**Task prompt**
Below are some records; retype all of them exactly.

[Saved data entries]
* Begin *
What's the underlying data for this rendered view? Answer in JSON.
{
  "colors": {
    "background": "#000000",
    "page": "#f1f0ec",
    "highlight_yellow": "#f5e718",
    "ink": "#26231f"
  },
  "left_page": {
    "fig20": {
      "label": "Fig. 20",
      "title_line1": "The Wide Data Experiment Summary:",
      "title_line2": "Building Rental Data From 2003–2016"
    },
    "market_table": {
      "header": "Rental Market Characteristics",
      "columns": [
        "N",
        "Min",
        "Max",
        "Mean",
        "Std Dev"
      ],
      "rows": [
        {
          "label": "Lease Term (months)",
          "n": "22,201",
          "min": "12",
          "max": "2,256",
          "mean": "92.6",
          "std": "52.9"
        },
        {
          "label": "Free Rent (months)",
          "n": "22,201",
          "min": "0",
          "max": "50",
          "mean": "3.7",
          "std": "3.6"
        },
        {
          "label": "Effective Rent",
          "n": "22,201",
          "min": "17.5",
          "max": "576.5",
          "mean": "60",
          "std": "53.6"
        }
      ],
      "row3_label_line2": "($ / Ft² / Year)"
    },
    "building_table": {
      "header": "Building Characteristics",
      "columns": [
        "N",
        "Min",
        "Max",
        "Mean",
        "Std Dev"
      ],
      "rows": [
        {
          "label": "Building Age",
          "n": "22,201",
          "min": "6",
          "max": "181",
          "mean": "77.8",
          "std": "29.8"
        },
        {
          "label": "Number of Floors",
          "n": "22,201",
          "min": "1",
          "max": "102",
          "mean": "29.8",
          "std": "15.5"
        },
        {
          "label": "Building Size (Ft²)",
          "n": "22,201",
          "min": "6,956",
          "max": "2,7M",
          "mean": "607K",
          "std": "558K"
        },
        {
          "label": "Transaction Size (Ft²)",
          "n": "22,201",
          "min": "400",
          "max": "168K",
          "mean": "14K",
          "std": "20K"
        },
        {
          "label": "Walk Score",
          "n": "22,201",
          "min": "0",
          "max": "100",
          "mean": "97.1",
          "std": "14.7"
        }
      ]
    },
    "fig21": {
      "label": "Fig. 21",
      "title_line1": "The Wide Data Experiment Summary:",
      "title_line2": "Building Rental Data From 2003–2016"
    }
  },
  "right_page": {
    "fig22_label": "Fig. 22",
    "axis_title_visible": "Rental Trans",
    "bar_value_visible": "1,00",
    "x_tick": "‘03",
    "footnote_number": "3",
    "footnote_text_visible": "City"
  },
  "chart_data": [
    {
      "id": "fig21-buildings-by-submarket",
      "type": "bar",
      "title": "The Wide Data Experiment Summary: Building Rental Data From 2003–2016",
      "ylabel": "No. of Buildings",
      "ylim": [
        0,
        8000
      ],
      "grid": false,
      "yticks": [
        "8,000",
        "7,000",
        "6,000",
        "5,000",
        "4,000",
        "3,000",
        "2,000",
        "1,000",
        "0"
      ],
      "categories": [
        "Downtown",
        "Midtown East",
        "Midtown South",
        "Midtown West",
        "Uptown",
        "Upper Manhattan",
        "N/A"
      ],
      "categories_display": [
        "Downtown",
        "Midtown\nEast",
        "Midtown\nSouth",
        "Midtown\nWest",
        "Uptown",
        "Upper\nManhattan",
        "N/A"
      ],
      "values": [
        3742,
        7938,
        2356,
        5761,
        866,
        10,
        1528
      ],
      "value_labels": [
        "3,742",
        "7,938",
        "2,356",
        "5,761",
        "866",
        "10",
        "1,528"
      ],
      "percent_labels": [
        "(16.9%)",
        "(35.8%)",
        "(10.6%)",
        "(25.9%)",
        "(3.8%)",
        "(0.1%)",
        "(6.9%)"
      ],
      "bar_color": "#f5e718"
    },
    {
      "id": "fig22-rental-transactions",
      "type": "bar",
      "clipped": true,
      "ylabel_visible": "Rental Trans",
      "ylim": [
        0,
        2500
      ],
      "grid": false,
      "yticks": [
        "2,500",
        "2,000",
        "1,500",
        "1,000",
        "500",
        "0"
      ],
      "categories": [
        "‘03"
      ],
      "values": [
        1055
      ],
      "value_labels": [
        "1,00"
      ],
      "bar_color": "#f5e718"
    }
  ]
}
* End *
**Answer in full**
What's the underlying data for this rendered view? Answer in JSON.
{
  "colors": {
    "background": "#000000",
    "page": "#f1f0ec",
    "highlight_yellow": "#f5e718",
    "ink": "#26231f"
  },
  "left_page": {
    "fig20": {
      "label": "Fig. 20",
      "title_line1": "The Wide Data Experiment Summary:",
      "title_line2": "Building Rental Data From 2003–2016"
    },
    "market_table": {
      "header": "Rental Market Characteristics",
      "columns": [
        "N",
        "Min",
        "Max",
        "Mean",
        "Std Dev"
      ],
      "rows": [
        {
          "label": "Lease Term (months)",
          "n": "22,201",
          "min": "12",
          "max": "2,256",
          "mean": "92.6",
          "std": "52.9"
        },
        {
          "label": "Free Rent (months)",
          "n": "22,201",
          "min": "0",
          "max": "50",
          "mean": "3.7",
          "std": "3.6"
        },
        {
          "label": "Effective Rent",
          "n": "22,201",
          "min": "17.5",
          "max": "576.5",
          "mean": "60",
          "std": "53.6"
        }
      ],
      "row3_label_line2": "($ / Ft² / Year)"
    },
    "building_table": {
      "header": "Building Characteristics",
      "columns": [
        "N",
        "Min",
        "Max",
        "Mean",
        "Std Dev"
      ],
      "rows": [
        {
          "label": "Building Age",
          "n": "22,201",
          "min": "6",
          "max": "181",
          "mean": "77.8",
          "std": "29.8"
        },
        {
          "label": "Number of Floors",
          "n": "22,201",
          "min": "1",
          "max": "102",
          "mean": "29.8",
          "std": "15.5"
        },
        {
          "label": "Building Size (Ft²)",
          "n": "22,201",
          "min": "6,956",
          "max": "2,7M",
          "mean": "607K",
          "std": "558K"
        },
        {
          "label": "Transaction Size (Ft²)",
          "n": "22,201",
          "min": "400",
          "max": "168K",
          "mean": "14K",
          "std": "20K"
        },
        {
          "label": "Walk Score",
          "n": "22,201",
          "min": "0",
          "max": "100",
          "mean": "97.1",
          "std": "14.7"
        }
      ]
    },
    "fig21": {
      "label": "Fig. 21",
      "title_line1": "The Wide Data Experiment Summary:",
      "title_line2": "Building Rental Data From 2003–2016"
    }
  },
  "right_page": {
    "fig22_label": "Fig. 22",
    "axis_title_visible": "Rental Trans",
    "bar_value_visible": "1,00",
    "x_tick": "‘03",
    "footnote_number": "3",
    "footnote_text_visible": "City"
  },
  "chart_data": [
    {
      "id": "fig21-buildings-by-submarket",
      "type": "bar",
      "title": "The Wide Data Experiment Summary: Building Rental Data From 2003–2016",
      "ylabel": "No. of Buildings",
      "ylim": [
        0,
        8000
      ],
      "grid": false,
      "yticks": [
        "8,000",
        "7,000",
        "6,000",
        "5,000",
        "4,000",
        "3,000",
        "2,000",
        "1,000",
        "0"
      ],
      "categories": [
        "Downtown",
        "Midtown East",
        "Midtown South",
        "Midtown West",
        "Uptown",
        "Upper Manhattan",
        "N/A"
      ],
      "categories_display": [
        "Downtown",
        "Midtown\nEast",
        "Midtown\nSouth",
        "Midtown\nWest",
        "Uptown",
        "Upper\nManhattan",
        "N/A"
      ],
      "values": [
        3742,
        7938,
        2356,
        5761,
        866,
        10,
        1528
      ],
      "value_labels": [
        "3,742",
        "7,938",
        "2,356",
        "5,761",
        "866",
        "10",
        "1,528"
      ],
      "percent_labels": [
        "(16.9%)",
        "(35.8%)",
        "(10.6%)",
        "(25.9%)",
        "(3.8%)",
        "(0.1%)",
        "(6.9%)"
      ],
      "bar_color": "#f5e718"
    },
    {
      "id": "fig22-rental-transactions",
      "type": "bar",
      "clipped": true,
      "ylabel_visible": "Rental Trans",
      "ylim": [
        0,
        2500
      ],
      "grid": false,
      "yticks": [
        "2,500",
        "2,000",
        "1,500",
        "1,000",
        "500",
        "0"
      ],
      "categories": [
        "‘03"
      ],
      "values": [
        1055
      ],
      "value_labels": [
        "1,00"
      ],
      "bar_color": "#f5e718"
    }
  ]
}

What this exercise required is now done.